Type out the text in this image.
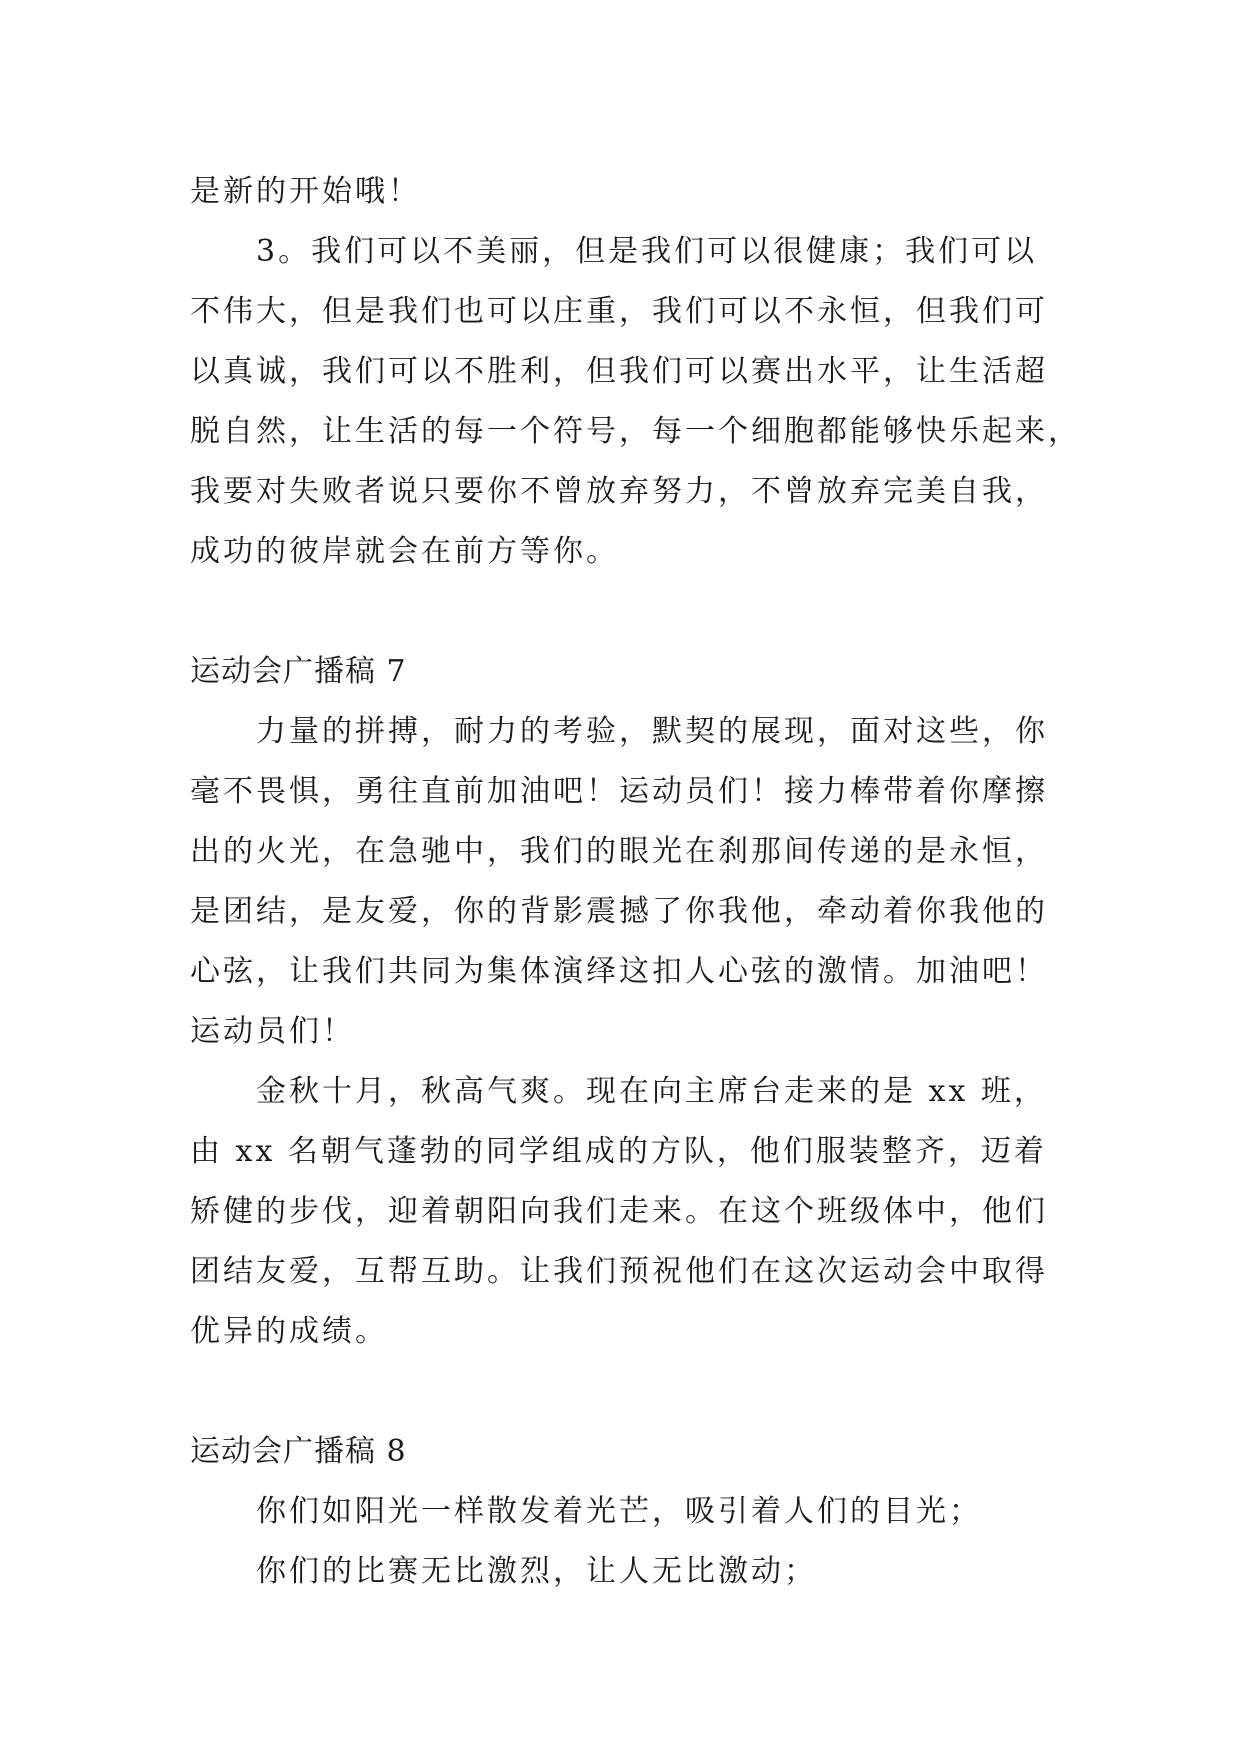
是新的开始哦！
3。我们可以不美丽，但是我们可以很健康；我们可以
不伟大，但是我们也可以庄重，我们可以不永恒，但我们可
以真诚，我们可以不胜利，但我们可以赛出水平，让生活超
脱自然，让生活的每一个符号，每一个细胞都能够快乐起来，
我要对失败者说只要你不曾放弃努力，不曾放弃完美自我，
成功的彼岸就会在前方等你。
运动会广播稿 7
力量的拼搏，耐力的考验，默契的展现，面对这些，你
毫不畏惧，勇往直前加油吧！运动员们！接力棒带着你摩擦
出的火光，在急驰中，我们的眼光在刹那间传递的是永恒，
是团结，是友爱，你的背影震撼了你我他，牵动着你我他的
心弦，让我们共同为集体演绎这扣人心弦的激情。加油吧！
运动员们！
金秋十月，秋高气爽。现在向主席台走来的是 xx 班，
由 xx 名朝气蓬勃的同学组成的方队，他们服装整齐，迈着
矫健的步伐，迎着朝阳向我们走来。在这个班级体中，他们
团结友爱，互帮互助。让我们预祝他们在这次运动会中取得
优异的成绩。
运动会广播稿 8
你们如阳光一样散发着光芒，吸引着人们的目光；
你们的比赛无比激烈，让人无比激动；
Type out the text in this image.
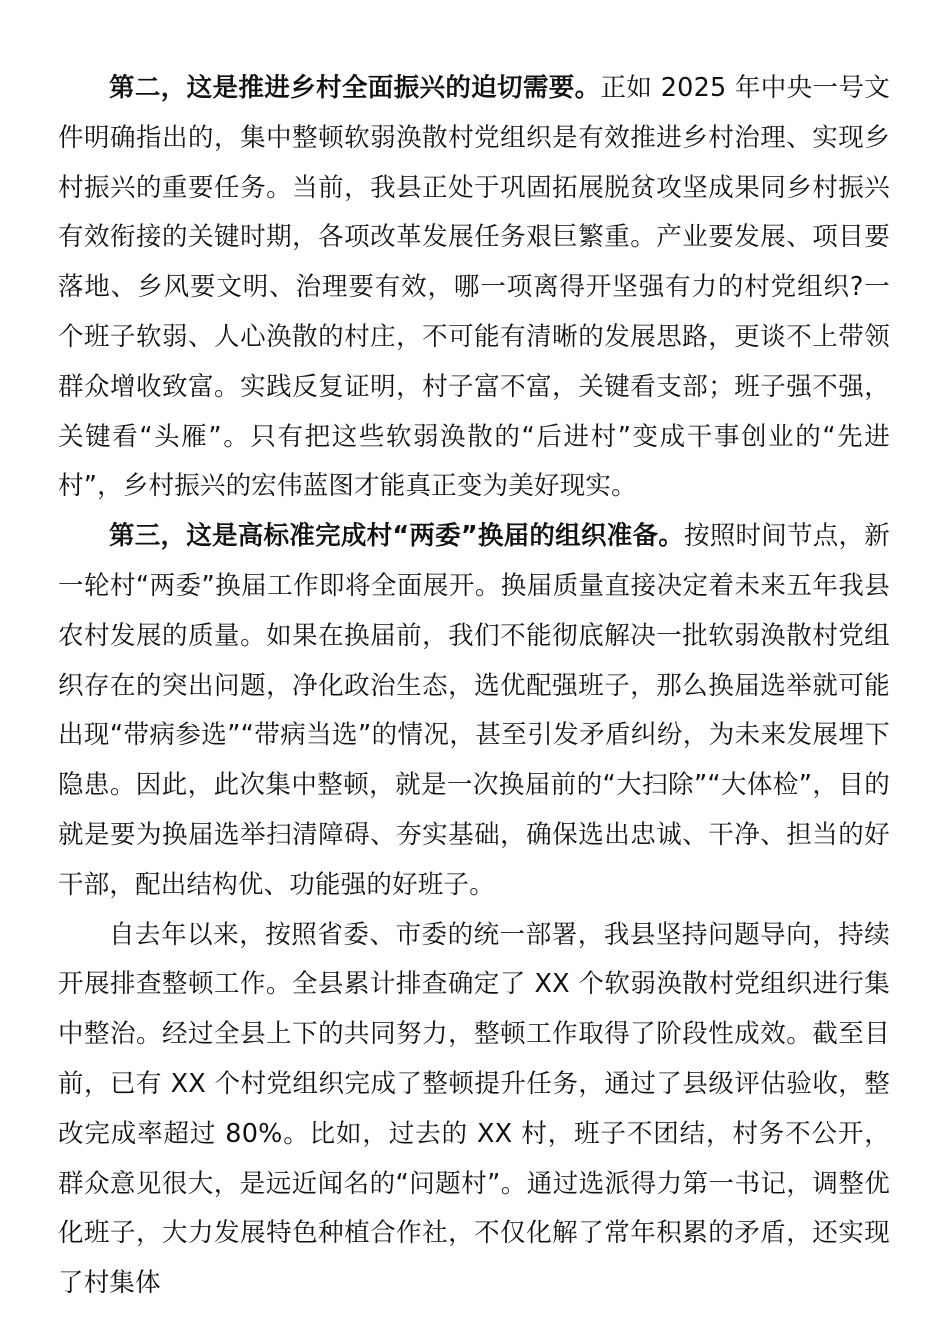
第二，这是推进乡村全面振兴的迫切需要。正如 2025 年中央一号文件明确指出的，集中整顿软弱涣散村党组织是有效推进乡村治理、实现乡村振兴的重要任务。当前，我县正处于巩固拓展脱贫攻坚成果同乡村振兴有效衔接的关键时期，各项改革发展任务艰巨繁重。产业要发展、项目要落地、乡风要文明、治理要有效，哪一项离得开坚强有力的村党组织?一个班子软弱、人心涣散的村庄，不可能有清晰的发展思路，更谈不上带领群众增收致富。实践反复证明，村子富不富，关键看支部；班子强不强，关键看“头雁”。只有把这些软弱涣散的“后进村”变成干事创业的“先进村”，乡村振兴的宏伟蓝图才能真正变为美好现实。

第三，这是高标准完成村“两委”换届的组织准备。按照时间节点，新一轮村“两委”换届工作即将全面展开。换届质量直接决定着未来五年我县农村发展的质量。如果在换届前，我们不能彻底解决一批软弱涣散村党组织存在的突出问题，净化政治生态，选优配强班子，那么换届选举就可能出现“带病参选”“带病当选”的情况，甚至引发矛盾纠纷，为未来发展埋下隐患。因此，此次集中整顿，就是一次换届前的“大扫除”“大体检”，目的就是要为换届选举扫清障碍、夯实基础，确保选出忠诚、干净、担当的好干部，配出结构优、功能强的好班子。

自去年以来，按照省委、市委的统一部署，我县坚持问题导向，持续开展排查整顿工作。全县累计排查确定了 XX 个软弱涣散村党组织进行集中整治。经过全县上下的共同努力，整顿工作取得了阶段性成效。截至目前，已有 XX 个村党组织完成了整顿提升任务，通过了县级评估验收，整改完成率超过 80%。比如，过去的 XX 村，班子不团结，村务不公开，群众意见很大，是远近闻名的“问题村”。通过选派得力第一书记，调整优化班子，大力发展特色种植合作社，不仅化解了常年积累的矛盾，还实现了村集体
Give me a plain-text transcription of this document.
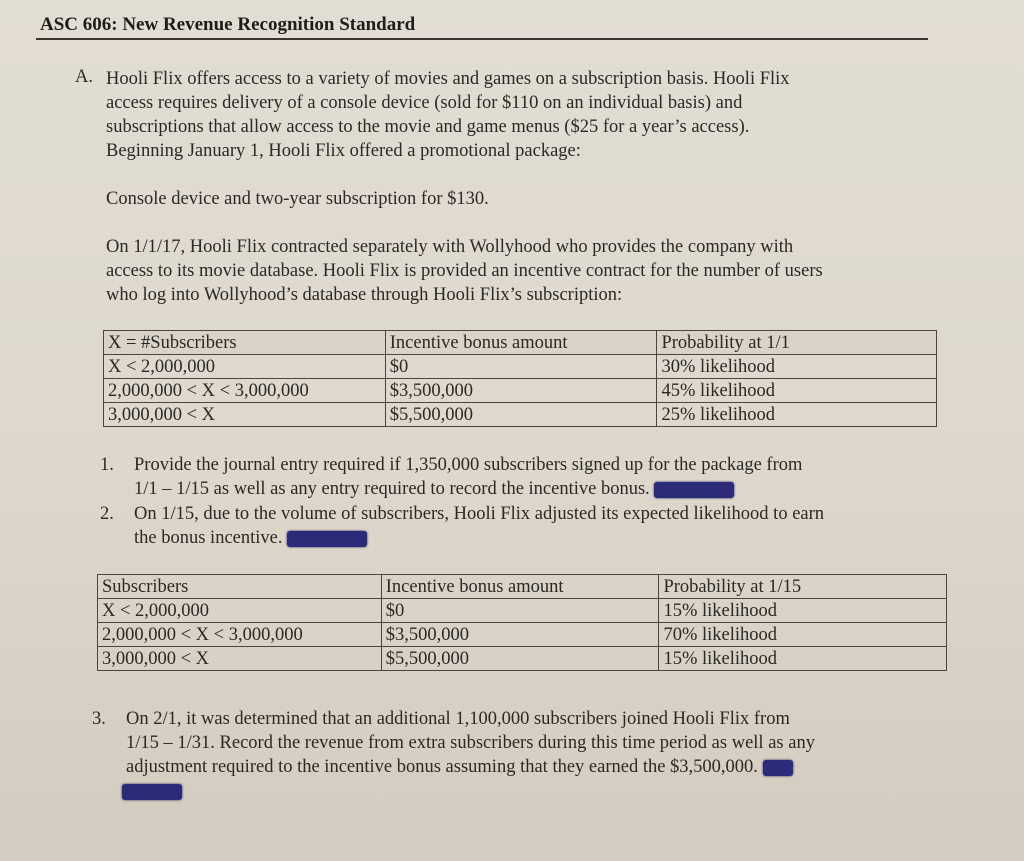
ASC 606: New Revenue Recognition Standard
A. Hooli Flix offers access to a variety of movies and games on a subscription basis. Hooli Flix
access requires delivery of a console device (sold for $110 on an individual basis) and
subscriptions that allow access to the movie and game menus ($25 for a year’s access).
Beginning January 1, Hooli Flix offered a promotional package:
Console device and two-year subscription for $130.
On 1/1/17, Hooli Flix contracted separately with Wollyhood who provides the company with
access to its movie database. Hooli Flix is provided an incentive contract for the number of users
who log into Wollyhood’s database through Hooli Flix’s subscription:
X = #Subscribers	Incentive bonus amount	Probability at 1/1
X < 2,000,000	$0	30% likelihood
2,000,000 < X < 3,000,000	$3,500,000	45% likelihood
3,000,000 < X	$5,500,000	25% likelihood
1. Provide the journal entry required if 1,350,000 subscribers signed up for the package from
1/1 – 1/15 as well as any entry required to record the incentive bonus.
2. On 1/15, due to the volume of subscribers, Hooli Flix adjusted its expected likelihood to earn
the bonus incentive.
Subscribers	Incentive bonus amount	Probability at 1/15
X < 2,000,000	$0	15% likelihood
2,000,000 < X < 3,000,000	$3,500,000	70% likelihood
3,000,000 < X	$5,500,000	15% likelihood
3. On 2/1, it was determined that an additional 1,100,000 subscribers joined Hooli Flix from
1/15 – 1/31. Record the revenue from extra subscribers during this time period as well as any
adjustment required to the incentive bonus assuming that they earned the $3,500,000.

Task to carry out
Set the entries down again exactly. Do not include the images.

Exercise solution
Type out the text in this image.
是新的开始哦！
3。我们可以不美丽，但是我们可以很健康；我们可以
不伟大，但是我们也可以庄重，我们可以不永恒，但我们可
以真诚，我们可以不胜利，但我们可以赛出水平，让生活超
脱自然，让生活的每一个符号，每一个细胞都能够快乐起来，
我要对失败者说只要你不曾放弃努力，不曾放弃完美自我，
成功的彼岸就会在前方等你。
运动会广播稿 7
力量的拼搏，耐力的考验，默契的展现，面对这些，你
毫不畏惧，勇往直前加油吧！运动员们！接力棒带着你摩擦
出的火光，在急驰中，我们的眼光在刹那间传递的是永恒，
是团结，是友爱，你的背影震撼了你我他，牵动着你我他的
心弦，让我们共同为集体演绎这扣人心弦的激情。加油吧！
运动员们！
金秋十月，秋高气爽。现在向主席台走来的是 xx 班，
由 xx 名朝气蓬勃的同学组成的方队，他们服装整齐，迈着
矫健的步伐，迎着朝阳向我们走来。在这个班级体中，他们
团结友爱，互帮互助。让我们预祝他们在这次运动会中取得
优异的成绩。
运动会广播稿 8
你们如阳光一样散发着光芒，吸引着人们的目光；
你们的比赛无比激烈，让人无比激动；
Type out the text in this image.
第二，这是推进乡村全面振兴的迫切需要。正如 2025 年中央一号文件明确指出的，集中整顿软弱涣散村党组织是有效推进乡村治理、实现乡村振兴的重要任务。当前，我县正处于巩固拓展脱贫攻坚成果同乡村振兴有效衔接的关键时期，各项改革发展任务艰巨繁重。产业要发展、项目要落地、乡风要文明、治理要有效，哪一项离得开坚强有力的村党组织?一个班子软弱、人心涣散的村庄，不可能有清晰的发展思路，更谈不上带领群众增收致富。实践反复证明，村子富不富，关键看支部；班子强不强，关键看“头雁”。只有把这些软弱涣散的“后进村”变成干事创业的“先进村”，乡村振兴的宏伟蓝图才能真正变为美好现实。

第三，这是高标准完成村“两委”换届的组织准备。按照时间节点，新一轮村“两委”换届工作即将全面展开。换届质量直接决定着未来五年我县农村发展的质量。如果在换届前，我们不能彻底解决一批软弱涣散村党组织存在的突出问题，净化政治生态，选优配强班子，那么换届选举就可能出现“带病参选”“带病当选”的情况，甚至引发矛盾纠纷，为未来发展埋下隐患。因此，此次集中整顿，就是一次换届前的“大扫除”“大体检”，目的就是要为换届选举扫清障碍、夯实基础，确保选出忠诚、干净、担当的好干部，配出结构优、功能强的好班子。

自去年以来，按照省委、市委的统一部署，我县坚持问题导向，持续开展排查整顿工作。全县累计排查确定了 XX 个软弱涣散村党组织进行集中整治。经过全县上下的共同努力，整顿工作取得了阶段性成效。截至目前，已有 XX 个村党组织完成了整顿提升任务，通过了县级评估验收，整改完成率超过 80%。比如，过去的 XX 村，班子不团结，村务不公开，群众意见很大，是远近闻名的“问题村”。通过选派得力第一书记，调整优化班子，大力发展特色种植合作社，不仅化解了常年积累的矛盾，还实现了村集体
Give me a plain-text transcription of this document.
ASC 606: New Revenue Recognition Standard
A. Hooli Flix offers access to a variety of movies and games on a subscription basis. Hooli Flix
access requires delivery of a console device (sold for $110 on an individual basis) and
subscriptions that allow access to the movie and game menus ($25 for a year’s access).
Beginning January 1, Hooli Flix offered a promotional package:
Console device and two-year subscription for $130.
On 1/1/17, Hooli Flix contracted separately with Wollyhood who provides the company with
access to its movie database. Hooli Flix is provided an incentive contract for the number of users
who log into Wollyhood’s database through Hooli Flix’s subscription:
X = #Subscribers	Incentive bonus amount	Probability at 1/1
X < 2,000,000	$0	30% likelihood
2,000,000 < X < 3,000,000	$3,500,000	45% likelihood
3,000,000 < X	$5,500,000	25% likelihood
1. Provide the journal entry required if 1,350,000 subscribers signed up for the package from
1/1 – 1/15 as well as any entry required to record the incentive bonus.
2. On 1/15, due to the volume of subscribers, Hooli Flix adjusted its expected likelihood to earn
the bonus incentive.
Subscribers	Incentive bonus amount	Probability at 1/15
X < 2,000,000	$0	15% likelihood
2,000,000 < X < 3,000,000	$3,500,000	70% likelihood
3,000,000 < X	$5,500,000	15% likelihood
3. On 2/1, it was determined that an additional 1,100,000 subscribers joined Hooli Flix from
1/15 – 1/31. Record the revenue from extra subscribers during this time period as well as any
adjustment required to the incentive bonus assuming that they earned the $3,500,000.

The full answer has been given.